» TASK REQUIREMENTS: Put each line of the items below into a Markdown table with the columns Row and Line, numbering the rows in order and skipping blank lines. Leave the pictures out of the table.

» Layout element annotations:
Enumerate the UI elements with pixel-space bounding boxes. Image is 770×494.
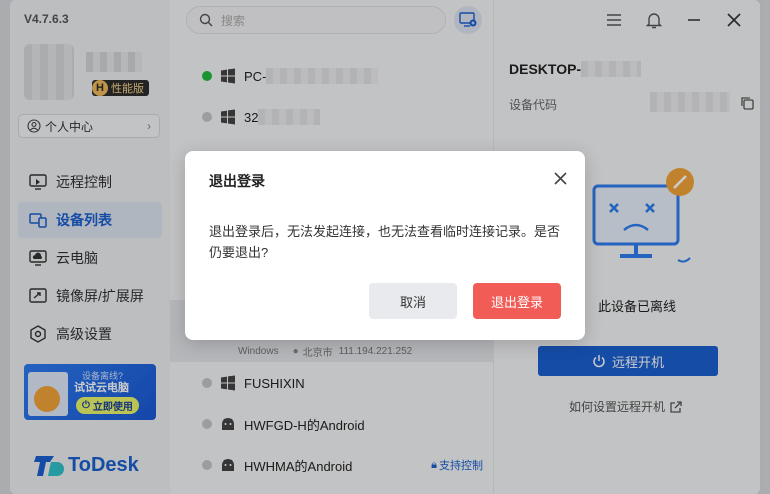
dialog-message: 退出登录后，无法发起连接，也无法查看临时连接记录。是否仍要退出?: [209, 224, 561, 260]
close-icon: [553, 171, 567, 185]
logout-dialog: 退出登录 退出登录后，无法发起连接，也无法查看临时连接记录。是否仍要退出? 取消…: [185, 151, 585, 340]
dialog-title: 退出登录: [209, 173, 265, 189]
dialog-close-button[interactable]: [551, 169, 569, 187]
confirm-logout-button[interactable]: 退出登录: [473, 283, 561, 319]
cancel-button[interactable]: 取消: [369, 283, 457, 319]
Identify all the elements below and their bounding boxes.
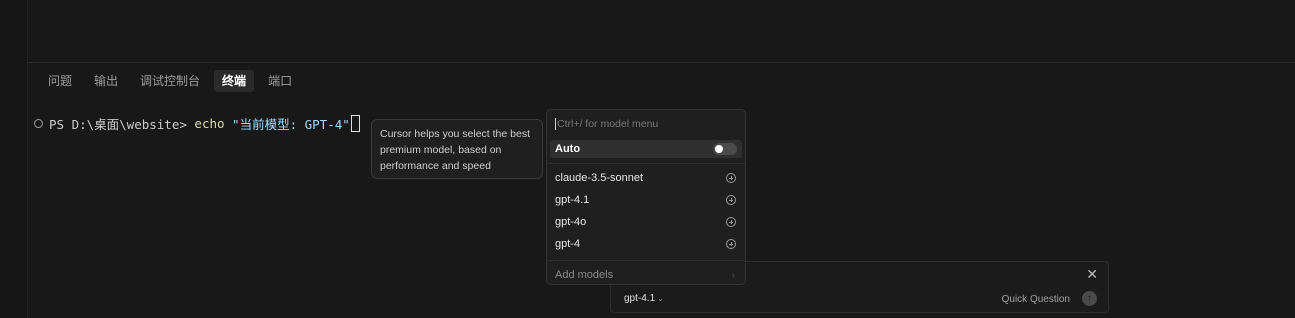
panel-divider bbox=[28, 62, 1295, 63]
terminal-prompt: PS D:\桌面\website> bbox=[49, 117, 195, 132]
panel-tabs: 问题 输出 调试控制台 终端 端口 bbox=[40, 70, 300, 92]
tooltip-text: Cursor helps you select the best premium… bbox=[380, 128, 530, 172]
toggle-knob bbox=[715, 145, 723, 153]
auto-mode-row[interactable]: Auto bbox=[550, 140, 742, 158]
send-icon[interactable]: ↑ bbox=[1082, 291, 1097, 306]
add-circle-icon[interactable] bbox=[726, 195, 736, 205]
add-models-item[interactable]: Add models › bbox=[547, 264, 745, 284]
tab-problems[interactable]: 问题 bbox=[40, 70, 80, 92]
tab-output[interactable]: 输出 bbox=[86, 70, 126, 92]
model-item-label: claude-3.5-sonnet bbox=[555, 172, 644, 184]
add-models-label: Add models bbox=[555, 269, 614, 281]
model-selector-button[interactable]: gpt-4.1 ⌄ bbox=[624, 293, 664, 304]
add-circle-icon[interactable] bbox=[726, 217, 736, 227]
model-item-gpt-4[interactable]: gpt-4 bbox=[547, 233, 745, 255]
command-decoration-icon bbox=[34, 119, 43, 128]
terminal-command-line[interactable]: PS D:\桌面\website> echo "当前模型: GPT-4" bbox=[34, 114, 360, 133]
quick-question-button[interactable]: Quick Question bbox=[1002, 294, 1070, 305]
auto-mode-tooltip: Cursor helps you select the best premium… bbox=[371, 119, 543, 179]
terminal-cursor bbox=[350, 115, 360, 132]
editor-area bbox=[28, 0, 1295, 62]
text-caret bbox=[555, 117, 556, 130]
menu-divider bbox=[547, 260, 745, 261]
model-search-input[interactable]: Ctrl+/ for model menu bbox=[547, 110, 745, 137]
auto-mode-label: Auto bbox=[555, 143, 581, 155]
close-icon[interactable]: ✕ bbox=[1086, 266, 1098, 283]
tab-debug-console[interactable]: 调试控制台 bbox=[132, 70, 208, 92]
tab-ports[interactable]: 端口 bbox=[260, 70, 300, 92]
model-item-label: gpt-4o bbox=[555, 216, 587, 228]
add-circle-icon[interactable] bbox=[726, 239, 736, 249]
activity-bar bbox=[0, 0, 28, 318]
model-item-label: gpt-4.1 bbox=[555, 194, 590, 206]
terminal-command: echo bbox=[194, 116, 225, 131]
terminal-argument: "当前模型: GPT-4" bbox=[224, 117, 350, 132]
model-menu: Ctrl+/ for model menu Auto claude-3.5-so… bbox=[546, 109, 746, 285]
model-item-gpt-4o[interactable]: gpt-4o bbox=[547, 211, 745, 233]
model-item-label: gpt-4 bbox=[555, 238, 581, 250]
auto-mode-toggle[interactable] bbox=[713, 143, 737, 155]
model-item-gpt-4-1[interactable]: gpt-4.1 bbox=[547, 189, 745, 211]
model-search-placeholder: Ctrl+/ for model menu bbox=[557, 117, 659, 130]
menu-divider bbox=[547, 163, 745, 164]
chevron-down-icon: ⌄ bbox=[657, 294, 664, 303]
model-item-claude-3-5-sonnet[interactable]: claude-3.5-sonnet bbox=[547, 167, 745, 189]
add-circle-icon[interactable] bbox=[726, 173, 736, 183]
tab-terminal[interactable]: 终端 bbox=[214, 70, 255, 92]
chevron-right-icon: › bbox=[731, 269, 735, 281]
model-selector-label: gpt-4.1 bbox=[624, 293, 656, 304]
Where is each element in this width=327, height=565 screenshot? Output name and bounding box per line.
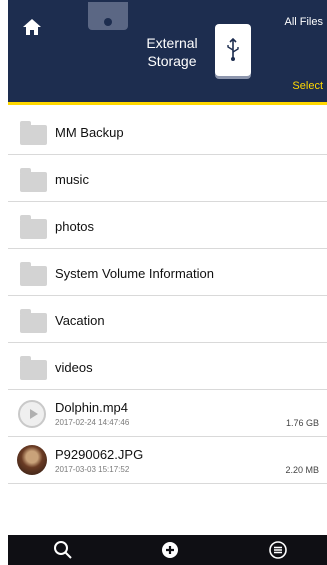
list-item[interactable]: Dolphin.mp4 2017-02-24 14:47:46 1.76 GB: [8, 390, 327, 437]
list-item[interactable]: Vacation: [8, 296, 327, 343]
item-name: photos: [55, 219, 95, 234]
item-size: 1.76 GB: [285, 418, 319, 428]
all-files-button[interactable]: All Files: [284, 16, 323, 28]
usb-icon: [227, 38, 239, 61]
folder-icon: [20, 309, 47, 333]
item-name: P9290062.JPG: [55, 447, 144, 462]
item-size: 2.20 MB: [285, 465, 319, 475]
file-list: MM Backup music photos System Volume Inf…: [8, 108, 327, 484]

» WRITTEN ANSWER:
| Row | Line |
|---|---|
| 1 | Enumerate the UI elements with pixel-space bounding boxes. Image is 770×494. |
| 2 | dialog-message: 退出登录后，无法发起连接，也无法查看临时连接记录。是否仍要退出?: [209, 224, 561, 260] |
| 3 | close-icon: [553, 171, 567, 185] |
| 4 | logout-dialog: 退出登录 退出登录后，无法发起连接，也无法查看临时连接记录。是否仍要退出? 取消…: [185, 151, 585, 340] |
| 5 | dialog-title: 退出登录: [209, 173, 265, 189] |
| 6 | dialog-close-button[interactable]: [551, 169, 569, 187] |
| 7 | confirm-logout-button[interactable]: 退出登录: [473, 283, 561, 319] |
| 8 | cancel-button[interactable]: 取消: [369, 283, 457, 319] |
| 9 | Identify all the elements below and their bounding boxes. |
| 10 | panel-divider bbox=[28, 62, 1295, 63] |
| 11 | terminal-prompt: PS D:\桌面\website> bbox=[49, 117, 195, 132] |
| 12 | panel-tabs: 问题 输出 调试控制台 终端 端口 bbox=[40, 70, 300, 92] |
| 13 | tooltip-text: Cursor helps you select the best premium… bbox=[380, 128, 530, 172] |
| 14 | toggle-knob bbox=[715, 145, 723, 153] |
| 15 | auto-mode-row[interactable]: Auto bbox=[550, 140, 742, 158] |
| 16 | send-icon[interactable]: ↑ bbox=[1082, 291, 1097, 306] |
| 17 | add-circle-icon[interactable] bbox=[726, 195, 736, 205] |
| 18 | add-models-item[interactable]: Add models › bbox=[547, 264, 745, 284] |
| 19 | tab-problems[interactable]: 问题 bbox=[40, 70, 80, 92] |
| 20 | tab-output[interactable]: 输出 bbox=[86, 70, 126, 92] |
| 21 | model-item-label: claude-3.5-sonnet bbox=[555, 172, 644, 184] |
| 22 | add-models-label: Add models bbox=[555, 269, 614, 281] |
| 23 | model-selector-button[interactable]: gpt-4.1 ⌄ bbox=[624, 293, 664, 304] |
| 24 | add-circle-icon[interactable] bbox=[726, 217, 736, 227] |
| 25 | model-item-gpt-4[interactable]: gpt-4 bbox=[547, 233, 745, 255] |
| 26 | command-decoration-icon bbox=[34, 119, 43, 128] |
| 27 | terminal-command-line[interactable]: PS D:\桌面\website> echo "当前模型: GPT-4" bbox=[34, 114, 360, 133] |
| 28 | quick-question-button[interactable]: Quick Question bbox=[1002, 294, 1070, 305] |
| 29 | auto-mode-tooltip: Cursor helps you select the best premium… bbox=[371, 119, 543, 179] |
| 30 | terminal-cursor bbox=[350, 115, 360, 132] |
| 31 | editor-area bbox=[28, 0, 1295, 62] |
| 32 | text-caret bbox=[555, 117, 556, 130] |
| 33 | menu-divider bbox=[547, 260, 745, 261] |
| 34 | model-search-input[interactable]: Ctrl+/ for model menu bbox=[547, 110, 745, 137] |
| 35 | auto-mode-label: Auto bbox=[555, 143, 581, 155] |
| 36 | close-icon[interactable]: ✕ bbox=[1086, 266, 1098, 283] |
| 37 | tab-debug-console[interactable]: 调试控制台 bbox=[132, 70, 208, 92] |
| 38 | tab-ports[interactable]: 端口 bbox=[260, 70, 300, 92] |
| 39 | model-item-label: gpt-4o bbox=[555, 216, 587, 228] |
| 40 | add-circle-icon[interactable] bbox=[726, 239, 736, 249] |
| 41 | activity-bar bbox=[0, 0, 28, 318] |
| 42 | model-item-label: gpt-4.1 bbox=[555, 194, 590, 206] |
| 43 | terminal-command: echo bbox=[194, 116, 225, 131] |
| 44 | terminal-argument: "当前模型: GPT-4" bbox=[224, 117, 350, 132] |
| 45 | model-menu: Ctrl+/ for model menu Auto claude-3.5-so… bbox=[546, 109, 746, 285] |
| 46 | model-item-gpt-4o[interactable]: gpt-4o bbox=[547, 211, 745, 233] |
| 47 | model-item-label: gpt-4 bbox=[555, 238, 581, 250] |
| 48 | auto-mode-toggle[interactable] bbox=[713, 143, 737, 155] |
| 49 | model-item-gpt-4-1[interactable]: gpt-4.1 bbox=[547, 189, 745, 211] |
| 50 | model-search-placeholder: Ctrl+/ for model menu bbox=[557, 117, 659, 130] |
| 51 | menu-divider bbox=[547, 163, 745, 164] |
| 52 | chevron-down-icon: ⌄ bbox=[657, 294, 664, 303] |
| 53 | model-item-claude-3-5-sonnet[interactable]: claude-3.5-sonnet bbox=[547, 167, 745, 189] |
| 54 | add-circle-icon[interactable] bbox=[726, 173, 736, 183] |
| 55 | tab-terminal[interactable]: 终端 bbox=[214, 70, 255, 92] |
| 56 | chevron-right-icon: › bbox=[731, 269, 735, 281] |
| 57 | model-selector-label: gpt-4.1 bbox=[624, 293, 656, 304] |
| 58 | Where is each element in this width=327, height=565 screenshot? Output name and bounding box per line. |
| 59 | list-item[interactable]: Dolphin.mp4 2017-02-24 14:47:46 1.76 GB: [8, 390, 327, 437] |
| 60 | list-item[interactable]: Vacation: [8, 296, 327, 343] |
| 61 | item-name: photos: [55, 219, 95, 234] |
| 62 | item-size: 1.76 GB: [285, 418, 319, 428] |
| 63 | all-files-button[interactable]: All Files: [284, 16, 323, 28] |
| 64 | usb-icon: [227, 38, 239, 61] |
| 65 | folder-icon: [20, 309, 47, 333] |
| 66 | item-name: P9290062.JPG: [55, 447, 144, 462] |
| 67 | item-size: 2.20 MB: [285, 465, 319, 475] |
| 68 | file-list: MM Backup music photos System Volume Inf…: [8, 108, 327, 484] |